* Required task: Images are excluded; otherwise, output every record exactly.
────
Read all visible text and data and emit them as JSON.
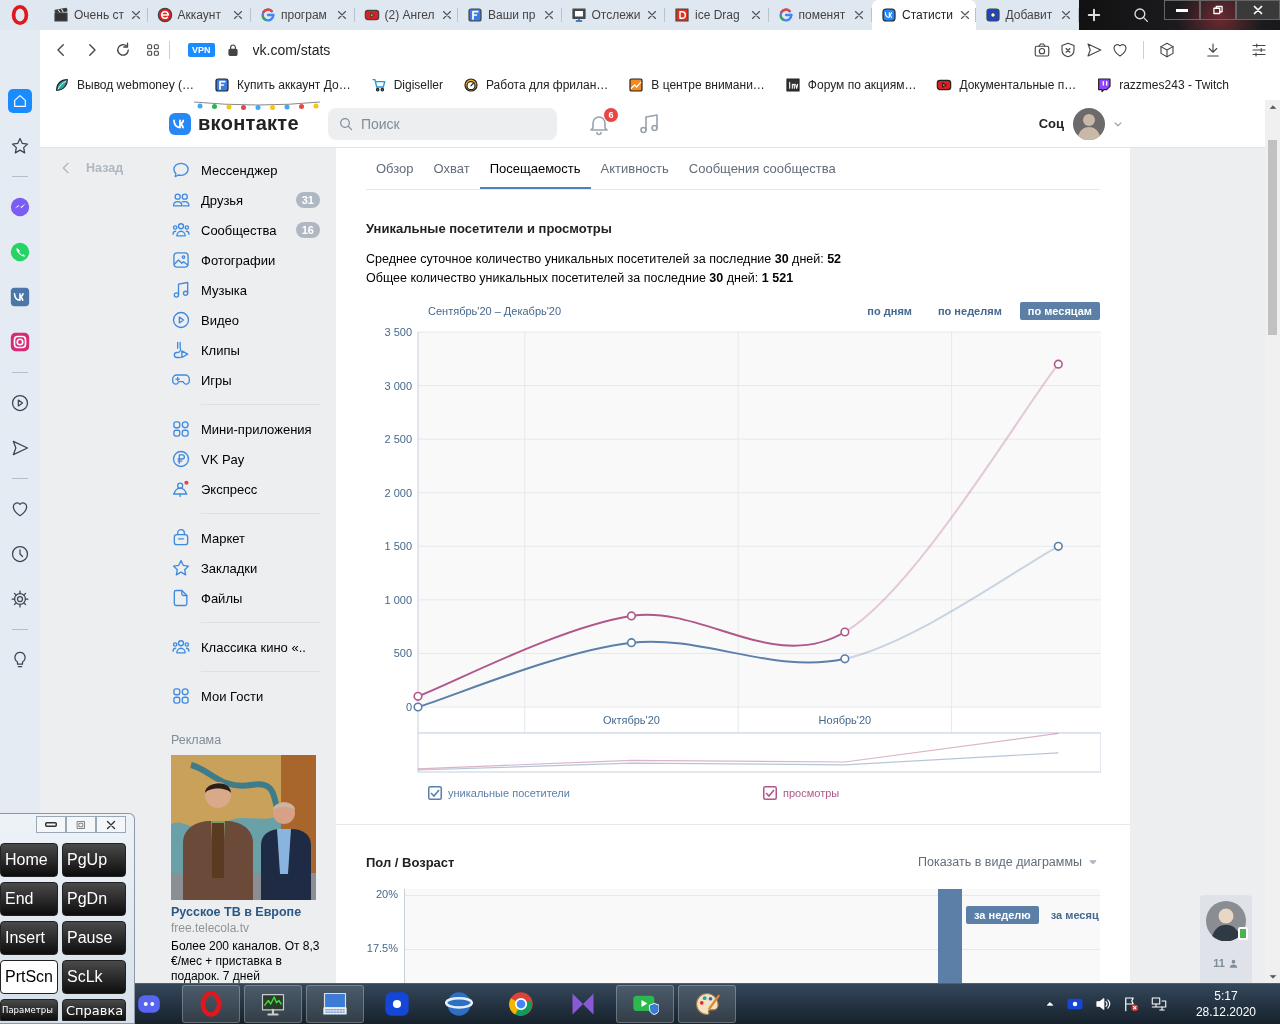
{
  "browser": {
    "tabs": [
      {
        "title": "Очень ст",
        "selected": false
      },
      {
        "title": "Аккаунт",
        "selected": false
      },
      {
        "title": "програм",
        "selected": false
      },
      {
        "title": "(2) Ангел",
        "selected": false
      },
      {
        "title": "Ваши пр",
        "selected": false
      },
      {
        "title": "Отслежи",
        "selected": false
      },
      {
        "title": "ice Drag",
        "selected": false
      },
      {
        "title": "поменят",
        "selected": false
      },
      {
        "title": "Статисти",
        "selected": true
      },
      {
        "title": "Добавит",
        "selected": false
      }
    ],
    "address": {
      "vpn": "VPN",
      "url": "vk.com/stats"
    },
    "bookmarks": [
      "Вывод webmoney (…",
      "Купить аккаунт До…",
      "Digiseller",
      "Работа для фрилан…",
      "В центре внимани…",
      "Форум по акциям…",
      "Документальные п…",
      "razzmes243 - Twitch"
    ]
  },
  "header": {
    "logo": "вконтакте",
    "search": {
      "placeholder": "Поиск"
    },
    "notifications": "6",
    "user": "Соц"
  },
  "back": "Назад",
  "menu_groups": [
    [
      {
        "label": "Мессенджер"
      },
      {
        "label": "Друзья",
        "count": "31"
      },
      {
        "label": "Сообщества",
        "count": "16"
      },
      {
        "label": "Фотографии"
      },
      {
        "label": "Музыка"
      },
      {
        "label": "Видео"
      },
      {
        "label": "Клипы"
      },
      {
        "label": "Игры"
      }
    ],
    [
      {
        "label": "Мини-приложения"
      },
      {
        "label": "VK Pay"
      },
      {
        "label": "Экспресс"
      }
    ],
    [
      {
        "label": "Маркет"
      },
      {
        "label": "Закладки"
      },
      {
        "label": "Файлы"
      }
    ],
    [
      {
        "label": "Классика кино «.."
      }
    ],
    [
      {
        "label": "Мои Гости"
      }
    ]
  ],
  "ad": {
    "label": "Реклама",
    "kind": "picture",
    "title": "Русское ТВ в Европе",
    "domain": "free.telecola.tv",
    "text": "Более 200 каналов. От 8,3 €/мес + приставка в подарок. 7 дней"
  },
  "stats": {
    "tabs": [
      {
        "label": "Обзор",
        "selected": false
      },
      {
        "label": "Охват",
        "selected": false
      },
      {
        "label": "Посещаемость",
        "selected": true
      },
      {
        "label": "Активность",
        "selected": false
      },
      {
        "label": "Сообщения сообщества",
        "selected": false
      }
    ],
    "title": "Уникальные посетители и просмотры",
    "lines": [
      "Среднее суточное количество уникальных посетителей за последние **30** дней: **52**",
      "Общее количество уникальных посетителей за последние **30** дней: **1 521**"
    ],
    "period": "Сентябрь'20 – Декабрь'20",
    "granularity": [
      {
        "label": "по дням",
        "selected": false
      },
      {
        "label": "по неделям",
        "selected": false
      },
      {
        "label": "по месяцам",
        "selected": true
      }
    ],
    "chart_data": {
      "type": "line",
      "grid": true,
      "categories": [
        null,
        "Октябрь'20",
        "Ноябрь'20",
        null
      ],
      "ylim": [
        0,
        3500
      ],
      "yticks": [
        {
          "value": 0,
          "label": "0"
        },
        {
          "value": 500,
          "label": "500"
        },
        {
          "value": 1000,
          "label": "1 000"
        },
        {
          "value": 1500,
          "label": "1 500"
        },
        {
          "value": 2000,
          "label": "2 000"
        },
        {
          "value": 2500,
          "label": "2 500"
        },
        {
          "value": 3000,
          "label": "3 000"
        },
        {
          "value": 3500,
          "label": "3 500"
        }
      ],
      "series": [
        {
          "name": "уникальные посетители",
          "color": "#5a7fa8",
          "marker": true,
          "values": [
            0,
            600,
            450,
            1500
          ]
        },
        {
          "name": "просмотры",
          "color": "#b0578a",
          "marker": true,
          "values": [
            100,
            850,
            700,
            3200
          ]
        }
      ]
    },
    "legend": [
      {
        "checked": true
      },
      {
        "checked": true
      }
    ]
  },
  "demographics": {
    "title": "Пол / Возраст",
    "view_toggle": "Показать в виде диаграммы",
    "y_labels": [
      "20%",
      "17.5%"
    ],
    "periods": [
      {
        "label": "за неделю",
        "selected": true
      },
      {
        "label": "за месяц",
        "selected": false
      }
    ]
  },
  "friends_widget": {
    "count": "11"
  },
  "keyboard": {
    "keys": [
      {
        "label": "Home",
        "active": false
      },
      {
        "label": "PgUp",
        "active": false
      },
      {
        "label": "End",
        "active": false
      },
      {
        "label": "PgDn",
        "active": false
      },
      {
        "label": "Insert",
        "active": false
      },
      {
        "label": "Pause",
        "active": false
      },
      {
        "label": "PrtScn",
        "active": true
      },
      {
        "label": "ScLk",
        "active": false
      }
    ],
    "buttons": [
      "Параметры",
      "Справка"
    ]
  },
  "taskbar": {
    "time": "5:17",
    "date": "28.12.2020"
  }
}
────
* Full solution:
Read all visible text and data and emit them as JSON.
{
  "browser": {
    "tabs": [
      {
        "title": "Очень ст",
        "selected": false
      },
      {
        "title": "Аккаунт",
        "selected": false
      },
      {
        "title": "програм",
        "selected": false
      },
      {
        "title": "(2) Ангел",
        "selected": false
      },
      {
        "title": "Ваши пр",
        "selected": false
      },
      {
        "title": "Отслежи",
        "selected": false
      },
      {
        "title": "ice Drag",
        "selected": false
      },
      {
        "title": "поменят",
        "selected": false
      },
      {
        "title": "Статисти",
        "selected": true
      },
      {
        "title": "Добавит",
        "selected": false
      }
    ],
    "address": {
      "vpn": "VPN",
      "url": "vk.com/stats"
    },
    "bookmarks": [
      "Вывод webmoney (…",
      "Купить аккаунт До…",
      "Digiseller",
      "Работа для фрилан…",
      "В центре внимани…",
      "Форум по акциям…",
      "Документальные п…",
      "razzmes243 - Twitch"
    ]
  },
  "header": {
    "logo": "вконтакте",
    "search": {
      "placeholder": "Поиск"
    },
    "notifications": "6",
    "user": "Соц"
  },
  "back": "Назад",
  "menu_groups": [
    [
      {
        "label": "Мессенджер"
      },
      {
        "label": "Друзья",
        "count": "31"
      },
      {
        "label": "Сообщества",
        "count": "16"
      },
      {
        "label": "Фотографии"
      },
      {
        "label": "Музыка"
      },
      {
        "label": "Видео"
      },
      {
        "label": "Клипы"
      },
      {
        "label": "Игры"
      }
    ],
    [
      {
        "label": "Мини-приложения"
      },
      {
        "label": "VK Pay"
      },
      {
        "label": "Экспресс"
      }
    ],
    [
      {
        "label": "Маркет"
      },
      {
        "label": "Закладки"
      },
      {
        "label": "Файлы"
      }
    ],
    [
      {
        "label": "Классика кино «.."
      }
    ],
    [
      {
        "label": "Мои Гости"
      }
    ]
  ],
  "ad": {
    "label": "Реклама",
    "kind": "picture",
    "title": "Русское ТВ в Европе",
    "domain": "free.telecola.tv",
    "text": "Более 200 каналов. От 8,3 €/мес + приставка в подарок. 7 дней"
  },
  "stats": {
    "tabs": [
      {
        "label": "Обзор",
        "selected": false
      },
      {
        "label": "Охват",
        "selected": false
      },
      {
        "label": "Посещаемость",
        "selected": true
      },
      {
        "label": "Активность",
        "selected": false
      },
      {
        "label": "Сообщения сообщества",
        "selected": false
      }
    ],
    "title": "Уникальные посетители и просмотры",
    "lines": [
      "Среднее суточное количество уникальных посетителей за последние **30** дней: **52**",
      "Общее количество уникальных посетителей за последние **30** дней: **1 521**"
    ],
    "period": "Сентябрь'20 – Декабрь'20",
    "granularity": [
      {
        "label": "по дням",
        "selected": false
      },
      {
        "label": "по неделям",
        "selected": false
      },
      {
        "label": "по месяцам",
        "selected": true
      }
    ],
    "chart_data": {
      "type": "line",
      "grid": true,
      "categories": [
        null,
        "Октябрь'20",
        "Ноябрь'20",
        null
      ],
      "ylim": [
        0,
        3500
      ],
      "yticks": [
        {
          "value": 0,
          "label": "0"
        },
        {
          "value": 500,
          "label": "500"
        },
        {
          "value": 1000,
          "label": "1 000"
        },
        {
          "value": 1500,
          "label": "1 500"
        },
        {
          "value": 2000,
          "label": "2 000"
        },
        {
          "value": 2500,
          "label": "2 500"
        },
        {
          "value": 3000,
          "label": "3 000"
        },
        {
          "value": 3500,
          "label": "3 500"
        }
      ],
      "series": [
        {
          "name": "уникальные посетители",
          "color": "#5a7fa8",
          "marker": true,
          "values": [
            0,
            600,
            450,
            1500
          ]
        },
        {
          "name": "просмотры",
          "color": "#b0578a",
          "marker": true,
          "values": [
            100,
            850,
            700,
            3200
          ]
        }
      ]
    },
    "legend": [
      {
        "checked": true
      },
      {
        "checked": true
      }
    ]
  },
  "demographics": {
    "title": "Пол / Возраст",
    "view_toggle": "Показать в виде диаграммы",
    "y_labels": [
      "20%",
      "17.5%"
    ],
    "periods": [
      {
        "label": "за неделю",
        "selected": true
      },
      {
        "label": "за месяц",
        "selected": false
      }
    ]
  },
  "friends_widget": {
    "count": "11"
  },
  "keyboard": {
    "keys": [
      {
        "label": "Home",
        "active": false
      },
      {
        "label": "PgUp",
        "active": false
      },
      {
        "label": "End",
        "active": false
      },
      {
        "label": "PgDn",
        "active": false
      },
      {
        "label": "Insert",
        "active": false
      },
      {
        "label": "Pause",
        "active": false
      },
      {
        "label": "PrtScn",
        "active": true
      },
      {
        "label": "ScLk",
        "active": false
      }
    ],
    "buttons": [
      "Параметры",
      "Справка"
    ]
  },
  "taskbar": {
    "time": "5:17",
    "date": "28.12.2020"
  }
}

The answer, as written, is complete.